● AIM
Check each line of the material. Copy those containing "ylabel".

● RECORDS
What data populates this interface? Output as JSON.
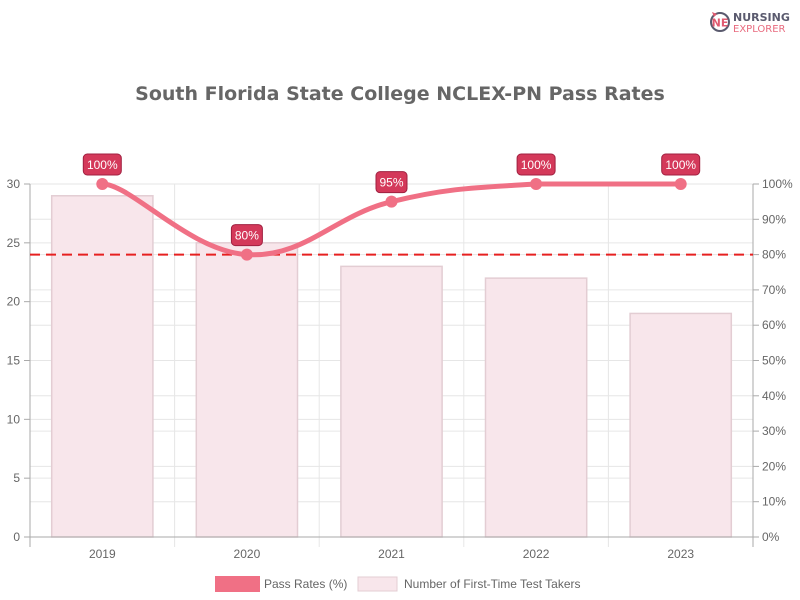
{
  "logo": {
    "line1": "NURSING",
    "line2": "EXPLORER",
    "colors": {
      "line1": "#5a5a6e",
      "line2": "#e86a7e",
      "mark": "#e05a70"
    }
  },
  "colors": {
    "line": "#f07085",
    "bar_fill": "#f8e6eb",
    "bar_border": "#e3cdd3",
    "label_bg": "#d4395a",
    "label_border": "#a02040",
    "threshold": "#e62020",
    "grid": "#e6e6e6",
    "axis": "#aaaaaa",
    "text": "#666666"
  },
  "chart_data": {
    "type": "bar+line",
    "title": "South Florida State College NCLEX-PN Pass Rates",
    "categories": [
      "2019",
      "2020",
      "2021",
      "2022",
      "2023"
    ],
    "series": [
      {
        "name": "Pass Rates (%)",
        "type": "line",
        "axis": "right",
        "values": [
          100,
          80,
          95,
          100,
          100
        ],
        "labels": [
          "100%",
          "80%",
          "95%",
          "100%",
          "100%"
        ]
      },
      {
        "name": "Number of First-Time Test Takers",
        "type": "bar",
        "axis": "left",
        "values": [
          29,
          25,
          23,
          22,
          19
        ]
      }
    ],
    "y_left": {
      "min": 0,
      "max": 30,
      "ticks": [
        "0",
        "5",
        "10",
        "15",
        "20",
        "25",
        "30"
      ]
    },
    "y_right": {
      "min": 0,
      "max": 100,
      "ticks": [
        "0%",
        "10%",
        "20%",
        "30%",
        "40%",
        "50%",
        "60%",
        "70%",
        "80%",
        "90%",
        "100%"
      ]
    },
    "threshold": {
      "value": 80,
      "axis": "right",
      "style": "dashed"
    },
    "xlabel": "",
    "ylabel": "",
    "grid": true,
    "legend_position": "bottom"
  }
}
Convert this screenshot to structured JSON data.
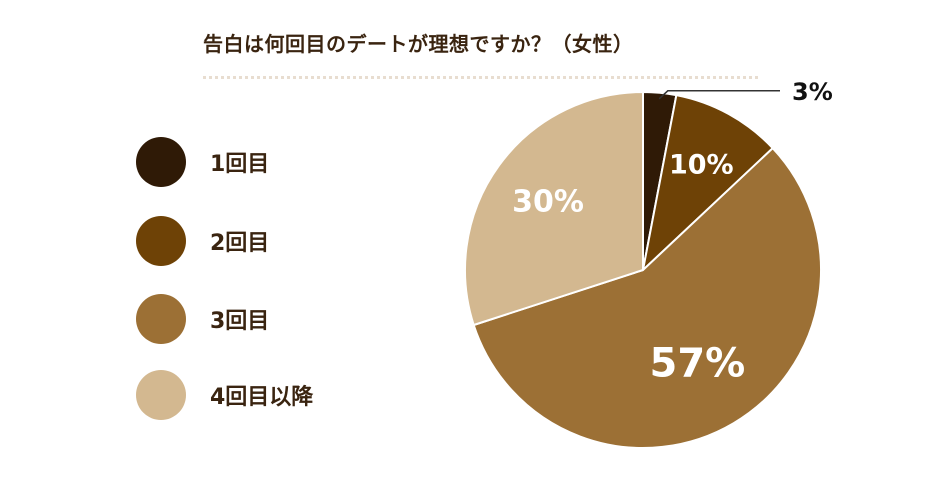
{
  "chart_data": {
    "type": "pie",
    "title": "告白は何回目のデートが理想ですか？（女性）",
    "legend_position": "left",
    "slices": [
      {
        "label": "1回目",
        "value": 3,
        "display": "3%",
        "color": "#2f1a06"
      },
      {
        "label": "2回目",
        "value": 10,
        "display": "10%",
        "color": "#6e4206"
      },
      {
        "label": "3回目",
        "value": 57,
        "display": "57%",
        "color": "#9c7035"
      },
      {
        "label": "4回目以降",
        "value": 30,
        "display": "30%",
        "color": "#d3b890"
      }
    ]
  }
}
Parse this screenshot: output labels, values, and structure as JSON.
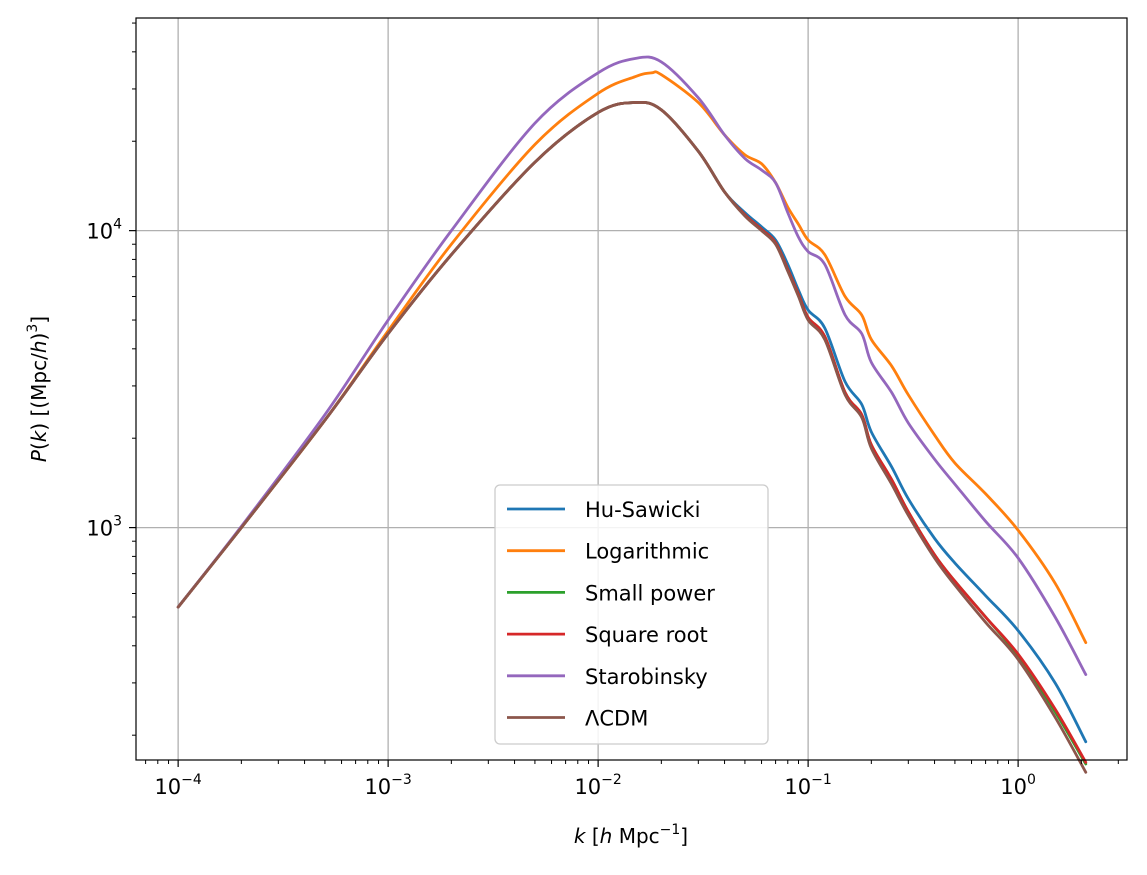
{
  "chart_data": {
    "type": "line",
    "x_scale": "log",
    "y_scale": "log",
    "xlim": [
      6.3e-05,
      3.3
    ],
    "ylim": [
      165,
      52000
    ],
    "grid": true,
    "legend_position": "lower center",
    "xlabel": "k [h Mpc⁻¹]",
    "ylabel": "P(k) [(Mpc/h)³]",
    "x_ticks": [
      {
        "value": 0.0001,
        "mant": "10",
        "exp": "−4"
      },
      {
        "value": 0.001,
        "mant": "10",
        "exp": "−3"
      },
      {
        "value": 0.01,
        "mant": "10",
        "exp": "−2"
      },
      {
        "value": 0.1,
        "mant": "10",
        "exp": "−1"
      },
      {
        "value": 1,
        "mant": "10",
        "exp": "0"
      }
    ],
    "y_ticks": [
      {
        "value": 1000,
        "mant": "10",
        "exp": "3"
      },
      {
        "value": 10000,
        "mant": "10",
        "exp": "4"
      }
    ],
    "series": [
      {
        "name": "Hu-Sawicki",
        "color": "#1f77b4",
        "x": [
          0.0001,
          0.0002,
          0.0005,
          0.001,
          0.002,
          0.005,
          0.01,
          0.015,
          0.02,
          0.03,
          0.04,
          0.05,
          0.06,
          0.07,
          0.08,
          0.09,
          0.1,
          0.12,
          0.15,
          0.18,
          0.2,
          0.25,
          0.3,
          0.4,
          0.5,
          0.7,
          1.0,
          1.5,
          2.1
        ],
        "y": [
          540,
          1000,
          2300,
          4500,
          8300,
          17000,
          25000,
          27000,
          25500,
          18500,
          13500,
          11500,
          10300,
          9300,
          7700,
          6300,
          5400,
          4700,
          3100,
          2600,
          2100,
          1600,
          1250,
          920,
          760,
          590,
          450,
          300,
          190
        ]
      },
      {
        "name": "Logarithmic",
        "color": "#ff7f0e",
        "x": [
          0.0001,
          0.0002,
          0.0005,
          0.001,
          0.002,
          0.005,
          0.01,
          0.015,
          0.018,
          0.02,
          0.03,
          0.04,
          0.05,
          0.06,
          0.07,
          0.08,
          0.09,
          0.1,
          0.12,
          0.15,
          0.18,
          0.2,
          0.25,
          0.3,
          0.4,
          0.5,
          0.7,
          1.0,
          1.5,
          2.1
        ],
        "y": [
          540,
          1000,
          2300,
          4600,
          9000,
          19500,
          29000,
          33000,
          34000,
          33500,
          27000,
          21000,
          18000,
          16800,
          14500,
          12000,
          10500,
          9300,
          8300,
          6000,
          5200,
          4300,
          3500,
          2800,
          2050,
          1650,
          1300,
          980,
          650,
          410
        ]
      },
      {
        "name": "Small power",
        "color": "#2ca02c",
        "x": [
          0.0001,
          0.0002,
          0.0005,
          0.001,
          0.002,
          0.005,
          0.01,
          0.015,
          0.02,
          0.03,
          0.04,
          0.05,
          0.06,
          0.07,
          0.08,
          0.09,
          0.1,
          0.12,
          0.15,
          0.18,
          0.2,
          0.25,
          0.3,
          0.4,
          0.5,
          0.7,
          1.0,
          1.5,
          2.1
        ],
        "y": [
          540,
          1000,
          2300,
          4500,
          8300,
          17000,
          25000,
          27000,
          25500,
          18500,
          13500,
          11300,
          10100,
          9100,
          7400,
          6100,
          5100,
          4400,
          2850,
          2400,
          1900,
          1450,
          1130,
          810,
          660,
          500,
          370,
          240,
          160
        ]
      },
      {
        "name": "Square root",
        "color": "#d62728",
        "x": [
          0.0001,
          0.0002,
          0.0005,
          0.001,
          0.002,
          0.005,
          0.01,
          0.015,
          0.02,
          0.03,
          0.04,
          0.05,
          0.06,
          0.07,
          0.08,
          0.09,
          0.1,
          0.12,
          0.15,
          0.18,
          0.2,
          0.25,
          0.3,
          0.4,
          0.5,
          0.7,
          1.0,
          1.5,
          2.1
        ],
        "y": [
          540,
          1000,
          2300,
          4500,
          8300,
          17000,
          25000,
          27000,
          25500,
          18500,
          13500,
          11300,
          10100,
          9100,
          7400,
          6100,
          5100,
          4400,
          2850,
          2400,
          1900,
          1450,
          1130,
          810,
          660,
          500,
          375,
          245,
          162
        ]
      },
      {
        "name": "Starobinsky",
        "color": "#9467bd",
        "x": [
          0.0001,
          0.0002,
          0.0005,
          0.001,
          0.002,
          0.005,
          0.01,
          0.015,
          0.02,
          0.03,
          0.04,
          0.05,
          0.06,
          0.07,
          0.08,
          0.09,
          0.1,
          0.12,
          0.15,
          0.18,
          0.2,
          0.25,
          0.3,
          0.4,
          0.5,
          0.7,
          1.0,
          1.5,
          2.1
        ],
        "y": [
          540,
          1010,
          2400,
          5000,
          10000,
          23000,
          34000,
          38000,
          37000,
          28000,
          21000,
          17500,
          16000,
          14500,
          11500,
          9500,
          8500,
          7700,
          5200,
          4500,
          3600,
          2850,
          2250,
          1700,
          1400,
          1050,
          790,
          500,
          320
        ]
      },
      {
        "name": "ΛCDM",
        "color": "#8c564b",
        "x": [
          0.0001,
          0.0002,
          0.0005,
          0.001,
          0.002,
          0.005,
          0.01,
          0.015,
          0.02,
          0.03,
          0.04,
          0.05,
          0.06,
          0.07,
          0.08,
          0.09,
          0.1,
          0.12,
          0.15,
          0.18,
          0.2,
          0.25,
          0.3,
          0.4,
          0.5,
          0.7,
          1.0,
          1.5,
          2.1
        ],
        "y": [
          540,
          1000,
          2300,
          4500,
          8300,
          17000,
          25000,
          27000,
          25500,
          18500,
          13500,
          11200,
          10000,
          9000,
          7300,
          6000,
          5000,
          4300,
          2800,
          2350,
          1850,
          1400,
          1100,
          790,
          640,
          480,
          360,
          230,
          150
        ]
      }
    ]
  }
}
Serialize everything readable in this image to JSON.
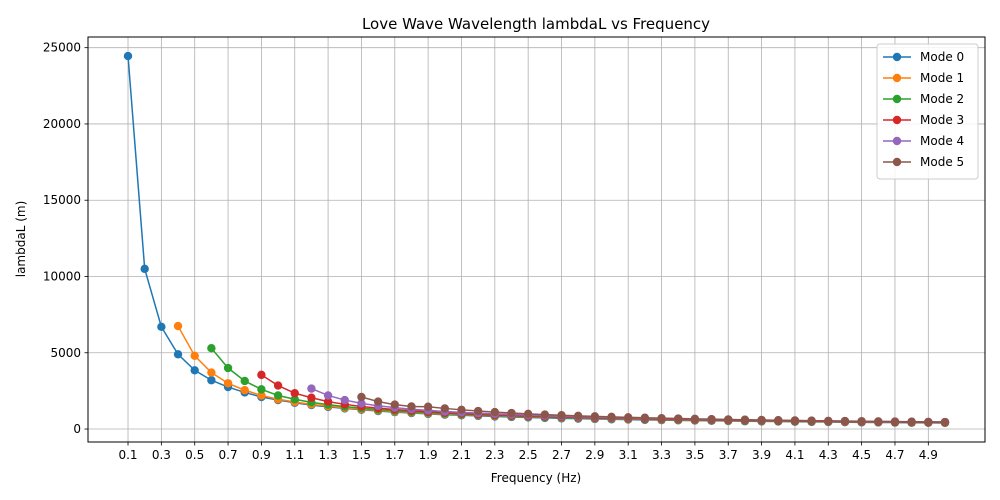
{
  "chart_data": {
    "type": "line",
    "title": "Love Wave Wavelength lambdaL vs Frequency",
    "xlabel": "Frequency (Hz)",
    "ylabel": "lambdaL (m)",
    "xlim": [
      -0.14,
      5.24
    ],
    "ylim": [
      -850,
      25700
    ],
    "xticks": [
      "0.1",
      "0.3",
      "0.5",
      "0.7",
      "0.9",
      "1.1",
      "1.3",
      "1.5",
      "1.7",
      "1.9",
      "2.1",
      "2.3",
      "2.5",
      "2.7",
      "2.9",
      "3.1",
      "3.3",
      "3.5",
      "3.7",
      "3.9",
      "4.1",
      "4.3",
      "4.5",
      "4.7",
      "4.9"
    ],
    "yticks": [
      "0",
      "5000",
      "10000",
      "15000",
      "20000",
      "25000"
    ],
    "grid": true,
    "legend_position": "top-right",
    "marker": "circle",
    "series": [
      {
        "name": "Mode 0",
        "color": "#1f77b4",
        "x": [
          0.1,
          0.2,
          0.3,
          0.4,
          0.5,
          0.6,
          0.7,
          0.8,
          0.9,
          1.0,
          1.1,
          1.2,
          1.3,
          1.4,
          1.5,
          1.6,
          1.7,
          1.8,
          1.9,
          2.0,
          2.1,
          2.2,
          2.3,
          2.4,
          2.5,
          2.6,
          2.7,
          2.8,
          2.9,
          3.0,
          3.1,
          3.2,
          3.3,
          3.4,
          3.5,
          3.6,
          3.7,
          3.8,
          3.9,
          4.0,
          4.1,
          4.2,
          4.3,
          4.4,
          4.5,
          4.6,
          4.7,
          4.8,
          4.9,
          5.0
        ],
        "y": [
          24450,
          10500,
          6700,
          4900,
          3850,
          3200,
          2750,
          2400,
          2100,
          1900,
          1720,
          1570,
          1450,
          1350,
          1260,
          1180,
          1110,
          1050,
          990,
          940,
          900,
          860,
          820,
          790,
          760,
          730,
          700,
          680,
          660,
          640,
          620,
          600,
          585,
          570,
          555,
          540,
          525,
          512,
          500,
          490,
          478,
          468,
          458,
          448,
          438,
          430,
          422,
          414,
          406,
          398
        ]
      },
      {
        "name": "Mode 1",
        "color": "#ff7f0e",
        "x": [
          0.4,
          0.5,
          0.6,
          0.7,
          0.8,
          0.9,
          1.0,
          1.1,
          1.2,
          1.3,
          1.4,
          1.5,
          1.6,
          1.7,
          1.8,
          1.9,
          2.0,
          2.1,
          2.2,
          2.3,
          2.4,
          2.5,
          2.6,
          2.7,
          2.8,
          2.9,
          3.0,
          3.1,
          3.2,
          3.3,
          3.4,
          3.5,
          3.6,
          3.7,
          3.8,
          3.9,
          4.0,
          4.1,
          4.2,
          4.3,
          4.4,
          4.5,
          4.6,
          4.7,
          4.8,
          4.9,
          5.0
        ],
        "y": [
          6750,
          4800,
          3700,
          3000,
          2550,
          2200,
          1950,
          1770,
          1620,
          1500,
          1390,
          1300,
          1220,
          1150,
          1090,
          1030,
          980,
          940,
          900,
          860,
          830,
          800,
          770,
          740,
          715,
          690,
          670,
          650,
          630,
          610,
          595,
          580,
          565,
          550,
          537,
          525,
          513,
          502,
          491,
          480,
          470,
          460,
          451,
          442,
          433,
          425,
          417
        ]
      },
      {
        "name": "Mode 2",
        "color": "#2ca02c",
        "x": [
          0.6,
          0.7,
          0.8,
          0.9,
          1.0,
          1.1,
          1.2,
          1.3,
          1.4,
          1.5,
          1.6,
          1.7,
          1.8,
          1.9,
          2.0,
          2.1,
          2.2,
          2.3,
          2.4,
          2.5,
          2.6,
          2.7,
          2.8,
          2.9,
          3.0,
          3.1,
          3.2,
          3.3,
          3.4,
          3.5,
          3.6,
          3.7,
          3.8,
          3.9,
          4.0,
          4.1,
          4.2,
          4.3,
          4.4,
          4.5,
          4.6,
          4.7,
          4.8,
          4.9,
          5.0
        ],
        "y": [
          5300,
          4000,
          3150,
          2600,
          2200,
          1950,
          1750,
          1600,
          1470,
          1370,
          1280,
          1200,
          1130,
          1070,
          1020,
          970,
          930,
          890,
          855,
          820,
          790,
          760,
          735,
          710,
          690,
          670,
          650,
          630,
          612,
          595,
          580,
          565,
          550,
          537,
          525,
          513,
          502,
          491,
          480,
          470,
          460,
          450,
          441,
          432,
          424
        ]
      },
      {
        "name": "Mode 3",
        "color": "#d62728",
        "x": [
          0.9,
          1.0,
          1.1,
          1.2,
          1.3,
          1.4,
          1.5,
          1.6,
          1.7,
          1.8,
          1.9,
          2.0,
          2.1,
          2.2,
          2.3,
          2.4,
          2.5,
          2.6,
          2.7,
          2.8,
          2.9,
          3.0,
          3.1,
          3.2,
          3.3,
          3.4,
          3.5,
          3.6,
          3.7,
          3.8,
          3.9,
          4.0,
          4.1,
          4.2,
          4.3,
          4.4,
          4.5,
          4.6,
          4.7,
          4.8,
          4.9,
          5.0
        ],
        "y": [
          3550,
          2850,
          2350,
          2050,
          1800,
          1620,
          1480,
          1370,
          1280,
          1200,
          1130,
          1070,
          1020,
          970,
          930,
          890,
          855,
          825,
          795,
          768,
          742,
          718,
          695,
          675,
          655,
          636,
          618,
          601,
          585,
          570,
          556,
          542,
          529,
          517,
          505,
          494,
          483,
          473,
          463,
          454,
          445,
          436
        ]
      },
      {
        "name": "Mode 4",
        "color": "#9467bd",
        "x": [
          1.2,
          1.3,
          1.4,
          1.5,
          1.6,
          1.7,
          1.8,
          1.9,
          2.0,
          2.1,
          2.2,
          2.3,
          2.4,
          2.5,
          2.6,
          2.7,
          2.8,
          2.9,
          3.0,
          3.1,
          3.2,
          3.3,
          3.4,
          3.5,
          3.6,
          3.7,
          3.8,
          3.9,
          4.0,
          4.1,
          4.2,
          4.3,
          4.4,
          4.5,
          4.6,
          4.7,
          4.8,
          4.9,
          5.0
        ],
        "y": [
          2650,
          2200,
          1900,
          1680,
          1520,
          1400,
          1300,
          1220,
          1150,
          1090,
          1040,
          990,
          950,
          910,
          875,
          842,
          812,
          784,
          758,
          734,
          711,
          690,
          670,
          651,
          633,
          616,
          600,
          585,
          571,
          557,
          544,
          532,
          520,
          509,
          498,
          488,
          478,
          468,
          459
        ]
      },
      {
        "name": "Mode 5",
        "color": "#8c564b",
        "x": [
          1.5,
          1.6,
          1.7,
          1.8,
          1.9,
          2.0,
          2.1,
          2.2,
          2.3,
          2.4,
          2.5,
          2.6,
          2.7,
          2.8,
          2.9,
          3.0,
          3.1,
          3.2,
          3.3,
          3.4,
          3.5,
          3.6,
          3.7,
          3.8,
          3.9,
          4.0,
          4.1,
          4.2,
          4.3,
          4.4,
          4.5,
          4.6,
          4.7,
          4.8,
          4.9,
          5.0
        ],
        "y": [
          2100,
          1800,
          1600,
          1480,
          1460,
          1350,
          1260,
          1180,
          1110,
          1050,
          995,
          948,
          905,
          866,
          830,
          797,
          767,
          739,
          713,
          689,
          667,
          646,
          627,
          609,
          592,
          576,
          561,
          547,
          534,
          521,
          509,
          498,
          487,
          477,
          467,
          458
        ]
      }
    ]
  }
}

● EXPECTED ANSWER
    "ylabel": "",
    "ylabel": "P(k) [(Mpc/h)³]",
    "ylabel": "lambdaL (m)",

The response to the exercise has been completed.